• **Work to complete**: Only the pictures are omitted; repeat all other data exactly.

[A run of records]
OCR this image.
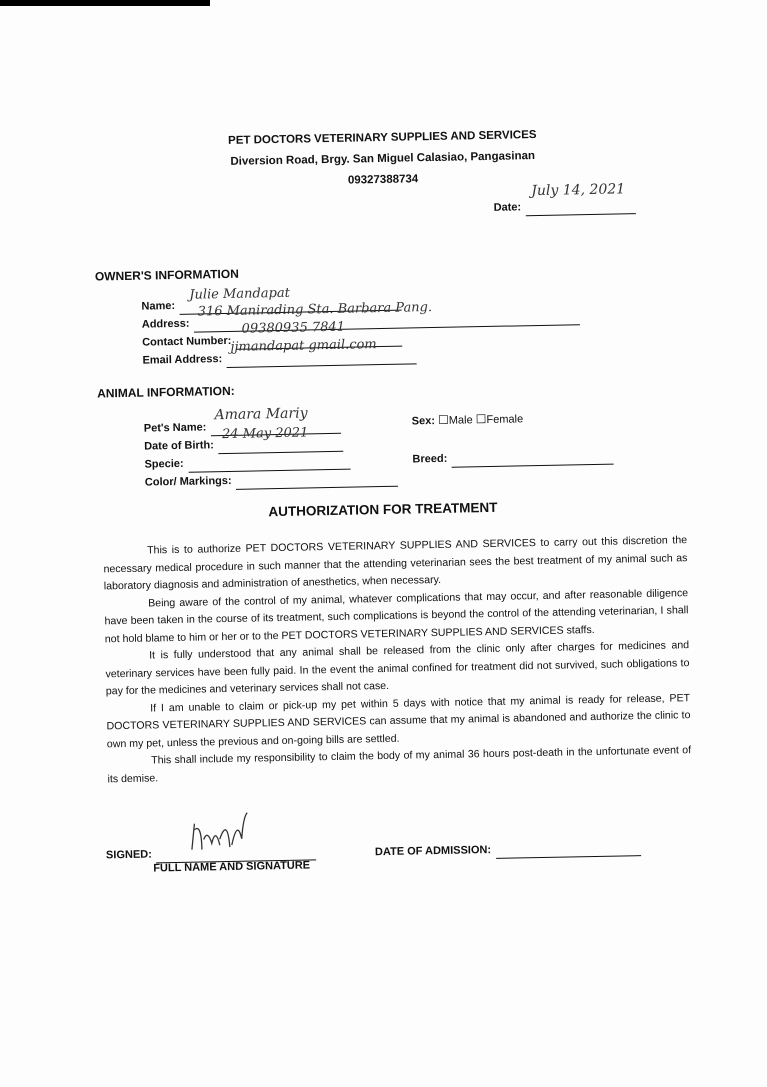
PET DOCTORS VETERINARY SUPPLIES AND SERVICES
Diversion Road, Brgy. San Miguel Calasiao, Pangasinan
09327388734
Date:
July 14, 2021

OWNER'S INFORMATION
Name:
Julie Mandapat
Address:
316 Manirading Sta. Barbara Pang.
Contact Number:
09380935 7841
Email Address:
jjmandapat gmail.com
ANIMAL INFORMATION:
Pet's Name:
Amara Mariy
Date of Birth:
24 May 2021
Specie:
Color/ Markings:
Sex: ☐Male ☐Female
Breed:
AUTHORIZATION FOR TREATMENT

This is to authorize PET DOCTORS VETERINARY SUPPLIES AND SERVICES to carry out this discretion the necessary medical procedure in such manner that the attending veterinarian sees the best treatment of my animal such as laboratory diagnosis and administration of anesthetics, when necessary.

Being aware of the control of my animal, whatever complications that may occur, and after reasonable diligence have been taken in the course of its treatment, such complications is beyond the control of the attending veterinarian, I shall not hold blame to him or her or to the PET DOCTORS VETERINARY SUPPLIES AND SERVICES staffs.

It is fully understood that any animal shall be released from the clinic only after charges for medicines and veterinary services have been fully paid. In the event the animal confined for treatment did not survived, such obligations to pay for the medicines and veterinary services shall not case.

If I am unable to claim or pick-up my pet within 5 days with notice that my animal is ready for release, PET DOCTORS VETERINARY SUPPLIES AND SERVICES can assume that my animal is abandoned and authorize the clinic to own my pet, unless the previous and on-going bills are settled.

This shall include my responsibility to claim the body of my animal 36 hours post-death in the unfortunate event of its demise.

SIGNED:
FULL NAME AND SIGNATURE
DATE OF ADMISSION:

• **Reply to the task**:
OCR this image.
PET DOCTORS VETERINARY SUPPLIES AND SERVICES
Diversion Road, Brgy. San Miguel Calasiao, Pangasinan
09327388734
Date:
July 14, 2021

OWNER'S INFORMATION
Name:
Julie Mandapat
Address:
316 Manirading Sta. Barbara Pang.
Contact Number:
09380935 7841
Email Address:
jjmandapat gmail.com
ANIMAL INFORMATION:
Pet's Name:
Amara Mariy
Date of Birth:
24 May 2021
Specie:
Color/ Markings:
Sex: ☐Male ☐Female
Breed:
AUTHORIZATION FOR TREATMENT

This is to authorize PET DOCTORS VETERINARY SUPPLIES AND SERVICES to carry out this discretion the necessary medical procedure in such manner that the attending veterinarian sees the best treatment of my animal such as laboratory diagnosis and administration of anesthetics, when necessary.

Being aware of the control of my animal, whatever complications that may occur, and after reasonable diligence have been taken in the course of its treatment, such complications is beyond the control of the attending veterinarian, I shall not hold blame to him or her or to the PET DOCTORS VETERINARY SUPPLIES AND SERVICES staffs.

It is fully understood that any animal shall be released from the clinic only after charges for medicines and veterinary services have been fully paid. In the event the animal confined for treatment did not survived, such obligations to pay for the medicines and veterinary services shall not case.

If I am unable to claim or pick-up my pet within 5 days with notice that my animal is ready for release, PET DOCTORS VETERINARY SUPPLIES AND SERVICES can assume that my animal is abandoned and authorize the clinic to own my pet, unless the previous and on-going bills are settled.

This shall include my responsibility to claim the body of my animal 36 hours post-death in the unfortunate event of its demise.

SIGNED:
FULL NAME AND SIGNATURE
DATE OF ADMISSION:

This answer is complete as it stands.